■ **EXERCISE**
Find the lines holding "front" and copy them.
━━━━━ RECORDED DATA ━━━━━
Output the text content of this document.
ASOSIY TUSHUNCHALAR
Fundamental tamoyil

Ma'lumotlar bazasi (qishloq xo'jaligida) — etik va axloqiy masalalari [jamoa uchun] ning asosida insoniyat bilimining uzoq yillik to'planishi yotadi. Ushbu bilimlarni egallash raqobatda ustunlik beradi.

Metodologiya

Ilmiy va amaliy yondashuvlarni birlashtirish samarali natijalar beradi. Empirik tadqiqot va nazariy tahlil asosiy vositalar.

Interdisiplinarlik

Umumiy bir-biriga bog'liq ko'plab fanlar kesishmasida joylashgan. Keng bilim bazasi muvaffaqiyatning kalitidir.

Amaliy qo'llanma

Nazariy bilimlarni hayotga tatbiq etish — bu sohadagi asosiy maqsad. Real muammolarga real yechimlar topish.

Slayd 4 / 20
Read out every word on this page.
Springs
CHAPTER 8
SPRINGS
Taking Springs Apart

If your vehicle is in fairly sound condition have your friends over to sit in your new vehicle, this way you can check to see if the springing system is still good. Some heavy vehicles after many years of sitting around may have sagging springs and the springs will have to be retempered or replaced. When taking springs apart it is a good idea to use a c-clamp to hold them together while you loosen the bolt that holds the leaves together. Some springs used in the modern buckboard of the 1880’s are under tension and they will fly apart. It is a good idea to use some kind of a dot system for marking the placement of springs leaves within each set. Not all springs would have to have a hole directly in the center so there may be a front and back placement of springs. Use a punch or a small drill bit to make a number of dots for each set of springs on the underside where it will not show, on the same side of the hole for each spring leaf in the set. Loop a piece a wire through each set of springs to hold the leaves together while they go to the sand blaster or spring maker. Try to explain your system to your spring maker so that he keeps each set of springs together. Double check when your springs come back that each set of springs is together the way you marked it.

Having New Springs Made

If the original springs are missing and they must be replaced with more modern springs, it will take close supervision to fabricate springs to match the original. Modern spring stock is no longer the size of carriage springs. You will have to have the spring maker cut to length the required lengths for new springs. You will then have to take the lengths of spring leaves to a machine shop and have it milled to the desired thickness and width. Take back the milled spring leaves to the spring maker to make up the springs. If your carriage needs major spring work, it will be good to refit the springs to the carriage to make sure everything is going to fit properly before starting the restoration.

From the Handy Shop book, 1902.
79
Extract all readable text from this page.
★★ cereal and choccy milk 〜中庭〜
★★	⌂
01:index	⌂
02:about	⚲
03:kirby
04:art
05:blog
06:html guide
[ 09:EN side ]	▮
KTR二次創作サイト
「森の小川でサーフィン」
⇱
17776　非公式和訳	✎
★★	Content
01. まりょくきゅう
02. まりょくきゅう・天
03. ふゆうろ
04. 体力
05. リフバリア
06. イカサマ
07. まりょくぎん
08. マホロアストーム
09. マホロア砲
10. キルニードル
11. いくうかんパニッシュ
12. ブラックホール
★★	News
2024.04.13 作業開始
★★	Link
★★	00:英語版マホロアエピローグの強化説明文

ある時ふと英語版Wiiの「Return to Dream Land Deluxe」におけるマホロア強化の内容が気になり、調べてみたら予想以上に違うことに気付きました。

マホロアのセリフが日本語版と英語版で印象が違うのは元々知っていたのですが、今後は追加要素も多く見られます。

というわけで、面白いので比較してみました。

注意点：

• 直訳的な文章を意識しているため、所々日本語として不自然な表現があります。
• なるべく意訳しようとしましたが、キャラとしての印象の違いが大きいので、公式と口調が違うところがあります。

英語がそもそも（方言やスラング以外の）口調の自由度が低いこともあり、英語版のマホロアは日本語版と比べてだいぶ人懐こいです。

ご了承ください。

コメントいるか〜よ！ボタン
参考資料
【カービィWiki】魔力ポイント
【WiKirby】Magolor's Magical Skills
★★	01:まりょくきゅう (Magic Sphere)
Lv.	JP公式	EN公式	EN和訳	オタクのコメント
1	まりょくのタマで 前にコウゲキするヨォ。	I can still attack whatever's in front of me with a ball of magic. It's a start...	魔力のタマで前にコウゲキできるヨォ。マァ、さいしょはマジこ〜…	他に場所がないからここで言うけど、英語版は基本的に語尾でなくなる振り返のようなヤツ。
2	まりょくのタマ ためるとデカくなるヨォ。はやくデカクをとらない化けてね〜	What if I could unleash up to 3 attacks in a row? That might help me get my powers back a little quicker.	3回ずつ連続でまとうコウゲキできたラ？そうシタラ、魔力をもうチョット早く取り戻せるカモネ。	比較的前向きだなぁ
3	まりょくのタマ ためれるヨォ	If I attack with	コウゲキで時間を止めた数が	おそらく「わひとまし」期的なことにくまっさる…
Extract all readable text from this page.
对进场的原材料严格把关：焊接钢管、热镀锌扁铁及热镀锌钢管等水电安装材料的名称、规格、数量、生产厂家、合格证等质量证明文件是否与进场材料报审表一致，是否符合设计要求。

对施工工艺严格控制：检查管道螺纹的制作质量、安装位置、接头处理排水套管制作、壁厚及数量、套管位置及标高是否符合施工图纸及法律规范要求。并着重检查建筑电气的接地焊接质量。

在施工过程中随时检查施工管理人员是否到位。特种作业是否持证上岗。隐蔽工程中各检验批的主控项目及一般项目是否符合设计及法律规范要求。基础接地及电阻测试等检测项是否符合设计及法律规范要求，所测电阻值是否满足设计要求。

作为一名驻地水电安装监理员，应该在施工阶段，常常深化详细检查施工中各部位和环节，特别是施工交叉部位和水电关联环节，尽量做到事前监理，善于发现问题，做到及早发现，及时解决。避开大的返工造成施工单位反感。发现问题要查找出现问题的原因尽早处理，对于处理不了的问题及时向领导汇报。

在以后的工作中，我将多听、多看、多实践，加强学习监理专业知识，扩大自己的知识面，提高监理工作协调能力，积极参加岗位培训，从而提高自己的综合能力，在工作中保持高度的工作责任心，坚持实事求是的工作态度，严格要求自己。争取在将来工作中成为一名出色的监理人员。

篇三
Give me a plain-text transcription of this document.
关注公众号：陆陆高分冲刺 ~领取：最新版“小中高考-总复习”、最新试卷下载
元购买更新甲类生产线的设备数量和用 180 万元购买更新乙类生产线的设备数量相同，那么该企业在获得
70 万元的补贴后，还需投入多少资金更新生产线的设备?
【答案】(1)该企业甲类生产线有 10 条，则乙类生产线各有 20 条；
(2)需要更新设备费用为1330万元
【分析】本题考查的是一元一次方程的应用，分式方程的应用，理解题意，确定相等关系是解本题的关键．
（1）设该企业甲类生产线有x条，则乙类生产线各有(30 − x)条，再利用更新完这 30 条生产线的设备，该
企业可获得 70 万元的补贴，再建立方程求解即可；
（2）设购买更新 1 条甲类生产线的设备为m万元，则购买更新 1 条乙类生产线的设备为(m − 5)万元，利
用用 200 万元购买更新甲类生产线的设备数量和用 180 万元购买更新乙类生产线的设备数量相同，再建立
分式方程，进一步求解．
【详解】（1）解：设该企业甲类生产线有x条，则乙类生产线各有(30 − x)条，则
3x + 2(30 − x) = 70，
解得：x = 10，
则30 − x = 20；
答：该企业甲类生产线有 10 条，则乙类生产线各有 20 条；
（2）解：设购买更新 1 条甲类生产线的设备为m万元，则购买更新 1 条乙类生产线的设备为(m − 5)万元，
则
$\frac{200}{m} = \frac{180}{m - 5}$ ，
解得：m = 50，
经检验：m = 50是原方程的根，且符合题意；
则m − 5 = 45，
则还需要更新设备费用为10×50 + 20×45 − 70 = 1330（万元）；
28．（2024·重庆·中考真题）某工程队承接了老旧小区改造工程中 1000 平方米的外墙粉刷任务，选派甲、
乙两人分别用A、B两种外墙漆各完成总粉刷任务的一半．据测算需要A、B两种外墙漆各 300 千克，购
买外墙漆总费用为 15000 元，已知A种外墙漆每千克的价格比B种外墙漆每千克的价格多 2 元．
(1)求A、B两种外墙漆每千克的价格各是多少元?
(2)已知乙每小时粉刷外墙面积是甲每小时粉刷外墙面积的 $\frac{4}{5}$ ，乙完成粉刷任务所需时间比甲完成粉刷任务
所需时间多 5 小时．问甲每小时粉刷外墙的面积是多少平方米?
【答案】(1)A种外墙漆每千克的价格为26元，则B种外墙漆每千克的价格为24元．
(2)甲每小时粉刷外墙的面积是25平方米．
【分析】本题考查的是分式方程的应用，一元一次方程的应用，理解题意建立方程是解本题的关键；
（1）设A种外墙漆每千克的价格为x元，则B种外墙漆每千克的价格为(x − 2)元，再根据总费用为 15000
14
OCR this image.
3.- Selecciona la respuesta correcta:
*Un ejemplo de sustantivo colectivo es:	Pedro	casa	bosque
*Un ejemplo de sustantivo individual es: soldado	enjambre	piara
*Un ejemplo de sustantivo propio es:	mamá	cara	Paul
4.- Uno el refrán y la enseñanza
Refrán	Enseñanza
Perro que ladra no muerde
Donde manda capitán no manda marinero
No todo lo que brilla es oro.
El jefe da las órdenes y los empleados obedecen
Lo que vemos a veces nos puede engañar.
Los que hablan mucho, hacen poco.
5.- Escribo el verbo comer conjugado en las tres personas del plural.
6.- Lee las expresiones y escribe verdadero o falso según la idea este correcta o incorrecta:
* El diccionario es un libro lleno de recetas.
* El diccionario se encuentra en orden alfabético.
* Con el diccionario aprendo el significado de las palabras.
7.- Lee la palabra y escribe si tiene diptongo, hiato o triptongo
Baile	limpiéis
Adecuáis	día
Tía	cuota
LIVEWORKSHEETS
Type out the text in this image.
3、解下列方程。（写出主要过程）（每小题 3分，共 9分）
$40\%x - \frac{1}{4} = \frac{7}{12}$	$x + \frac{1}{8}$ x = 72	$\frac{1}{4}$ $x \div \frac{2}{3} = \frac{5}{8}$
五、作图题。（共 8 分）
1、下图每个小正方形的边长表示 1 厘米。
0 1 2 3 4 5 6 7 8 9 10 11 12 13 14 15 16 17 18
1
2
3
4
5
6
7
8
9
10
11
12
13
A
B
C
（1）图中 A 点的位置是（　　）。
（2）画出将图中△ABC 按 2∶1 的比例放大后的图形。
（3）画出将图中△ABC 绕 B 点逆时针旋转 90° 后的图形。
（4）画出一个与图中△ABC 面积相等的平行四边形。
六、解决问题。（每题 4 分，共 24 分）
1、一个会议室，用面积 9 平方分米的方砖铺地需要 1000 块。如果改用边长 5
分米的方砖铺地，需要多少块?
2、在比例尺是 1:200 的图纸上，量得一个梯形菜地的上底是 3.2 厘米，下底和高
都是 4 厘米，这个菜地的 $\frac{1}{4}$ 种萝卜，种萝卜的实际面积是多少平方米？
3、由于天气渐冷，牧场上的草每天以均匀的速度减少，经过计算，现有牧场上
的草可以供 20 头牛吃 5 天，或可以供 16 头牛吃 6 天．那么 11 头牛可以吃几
━━━━━
■ **TASK RESPONSE**
If your vehicle is in fairly sound condition have your friends over to sit in your new vehicle, this way you can check to see if the springing system is still good. Some heavy vehicles after many years of sitting around may have sagging springs and the springs will have to be retempered or replaced. When taking springs apart it is a good idea to use a c-clamp to hold them together while you loosen the bolt that holds the leaves together. Some springs used in the modern buckboard of the 1880’s are under tension and they will fly apart. It is a good idea to use some kind of a dot system for marking the placement of springs leaves within each set. Not all springs would have to have a hole directly in the center so there may be a front and back placement of springs. Use a punch or a small drill bit to make a number of dots for each set of springs on the underside where it will not show, on the same side of the hole for each spring leaf in the set. Loop a piece a wire through each set of springs to hold the leaves together while they go to the sand blaster or spring maker. Try to explain your system to your spring maker so that he keeps each set of springs together. Double check when your springs come back that each set of springs is together the way you marked it.
1	まりょくのタマで 前にコウゲキするヨォ。	I can still attack whatever's in front of me with a ball of magic. It's a start...	魔力のタマで前にコウゲキできるヨォ。マァ、さいしょはマジこ〜…	他に場所がないからここで言うけど、英語版は基本的に語尾でなくなる振り返のようなヤツ。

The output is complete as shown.